▸ Exercise prompt
Reproduce the records below in full and exactly, without their images.
************
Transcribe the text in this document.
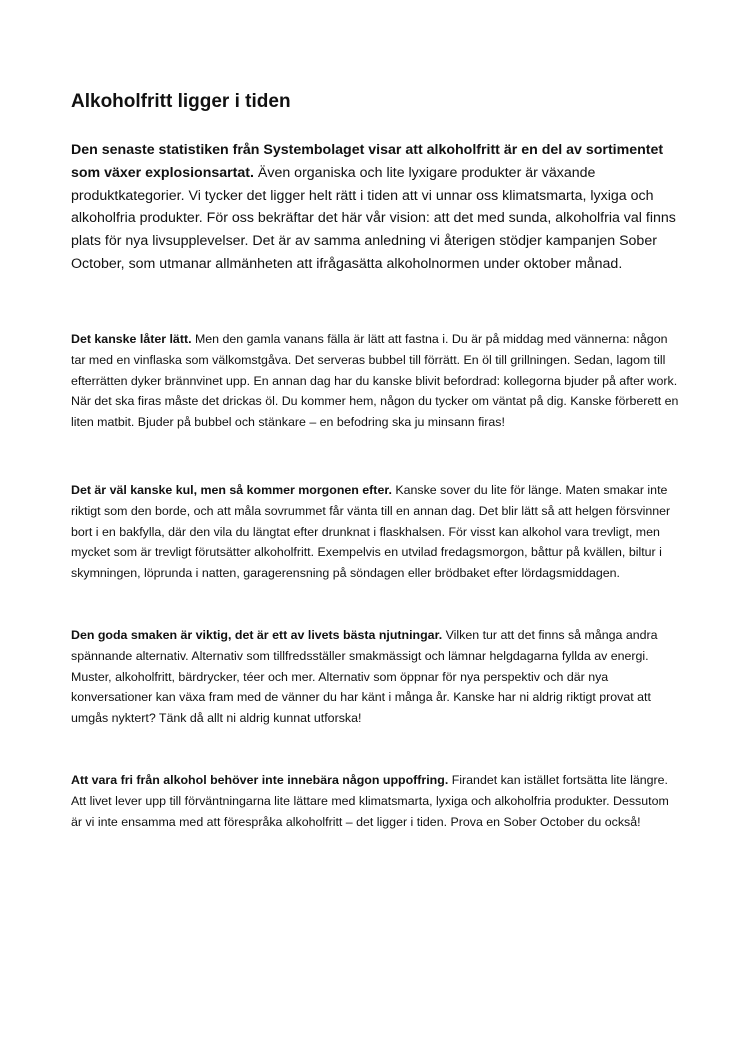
Alkoholfritt ligger i tiden

Den senaste statistiken från Systembolaget visar att alkoholfritt är en del av sortimentet som växer explosionsartat. Även organiska och lite lyxigare produkter är växande produktkategorier. Vi tycker det ligger helt rätt i tiden att vi unnar oss klimatsmarta, lyxiga och alkoholfria produkter. För oss bekräftar det här vår vision: att det med sunda, alkoholfria val finns plats för nya livsupplevelser. Det är av samma anledning vi återigen stödjer kampanjen Sober October, som utmanar allmänheten att ifrågasätta alkoholnormen under oktober månad.

Det kanske låter lätt. Men den gamla vanans fälla är lätt att fastna i. Du är på middag med vännerna: någon tar med en vinflaska som välkomstgåva. Det serveras bubbel till förrätt. En öl till grillningen. Sedan, lagom till efterrätten dyker brännvinet upp. En annan dag har du kanske blivit befordrad: kollegorna bjuder på after work. När det ska firas måste det drickas öl. Du kommer hem, någon du tycker om väntat på dig. Kanske förberett en liten matbit. Bjuder på bubbel och stänkare – en befodring ska ju minsann firas!

Det är väl kanske kul, men så kommer morgonen efter. Kanske sover du lite för länge. Maten smakar inte riktigt som den borde, och att måla sovrummet får vänta till en annan dag. Det blir lätt så att helgen försvinner bort i en bakfylla, där den vila du längtat efter drunknat i flaskhalsen. För visst kan alkohol vara trevligt, men mycket som är trevligt förutsätter alkoholfritt. Exempelvis en utvilad fredagsmorgon, båttur på kvällen, biltur i skymningen, löprunda i natten, garagerensning på söndagen eller brödbaket efter lördagsmiddagen.

Den goda smaken är viktig, det är ett av livets bästa njutningar. Vilken tur att det finns så många andra spännande alternativ. Alternativ som tillfredsställer smakmässigt och lämnar helgdagarna fyllda av energi. Muster, alkoholfritt, bärdrycker, téer och mer. Alternativ som öppnar för nya perspektiv och där nya konversationer kan växa fram med de vänner du har känt i många år. Kanske har ni aldrig riktigt provat att umgås nyktert? Tänk då allt ni aldrig kunnat utforska!

Att vara fri från alkohol behöver inte innebära någon uppoffring. Firandet kan istället fortsätta lite längre. Att livet lever upp till förväntningarna lite lättare med klimatsmarta, lyxiga och alkoholfria produkter. Dessutom är vi inte ensamma med att förespråka alkoholfritt – det ligger i tiden. Prova en Sober October du också!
************
▸ Answer
Transcribe the text in this document.
Alkoholfritt ligger i tiden

Den senaste statistiken från Systembolaget visar att alkoholfritt är en del av sortimentet som växer explosionsartat. Även organiska och lite lyxigare produkter är växande produktkategorier. Vi tycker det ligger helt rätt i tiden att vi unnar oss klimatsmarta, lyxiga och alkoholfria produkter. För oss bekräftar det här vår vision: att det med sunda, alkoholfria val finns plats för nya livsupplevelser. Det är av samma anledning vi återigen stödjer kampanjen Sober October, som utmanar allmänheten att ifrågasätta alkoholnormen under oktober månad.

Det kanske låter lätt. Men den gamla vanans fälla är lätt att fastna i. Du är på middag med vännerna: någon tar med en vinflaska som välkomstgåva. Det serveras bubbel till förrätt. En öl till grillningen. Sedan, lagom till efterrätten dyker brännvinet upp. En annan dag har du kanske blivit befordrad: kollegorna bjuder på after work. När det ska firas måste det drickas öl. Du kommer hem, någon du tycker om väntat på dig. Kanske förberett en liten matbit. Bjuder på bubbel och stänkare – en befodring ska ju minsann firas!

Det är väl kanske kul, men så kommer morgonen efter. Kanske sover du lite för länge. Maten smakar inte riktigt som den borde, och att måla sovrummet får vänta till en annan dag. Det blir lätt så att helgen försvinner bort i en bakfylla, där den vila du längtat efter drunknat i flaskhalsen. För visst kan alkohol vara trevligt, men mycket som är trevligt förutsätter alkoholfritt. Exempelvis en utvilad fredagsmorgon, båttur på kvällen, biltur i skymningen, löprunda i natten, garagerensning på söndagen eller brödbaket efter lördagsmiddagen.

Den goda smaken är viktig, det är ett av livets bästa njutningar. Vilken tur att det finns så många andra spännande alternativ. Alternativ som tillfredsställer smakmässigt och lämnar helgdagarna fyllda av energi. Muster, alkoholfritt, bärdrycker, téer och mer. Alternativ som öppnar för nya perspektiv och där nya konversationer kan växa fram med de vänner du har känt i många år. Kanske har ni aldrig riktigt provat att umgås nyktert? Tänk då allt ni aldrig kunnat utforska!

Att vara fri från alkohol behöver inte innebära någon uppoffring. Firandet kan istället fortsätta lite längre. Att livet lever upp till förväntningarna lite lättare med klimatsmarta, lyxiga och alkoholfria produkter. Dessutom är vi inte ensamma med att förespråka alkoholfritt – det ligger i tiden. Prova en Sober October du också!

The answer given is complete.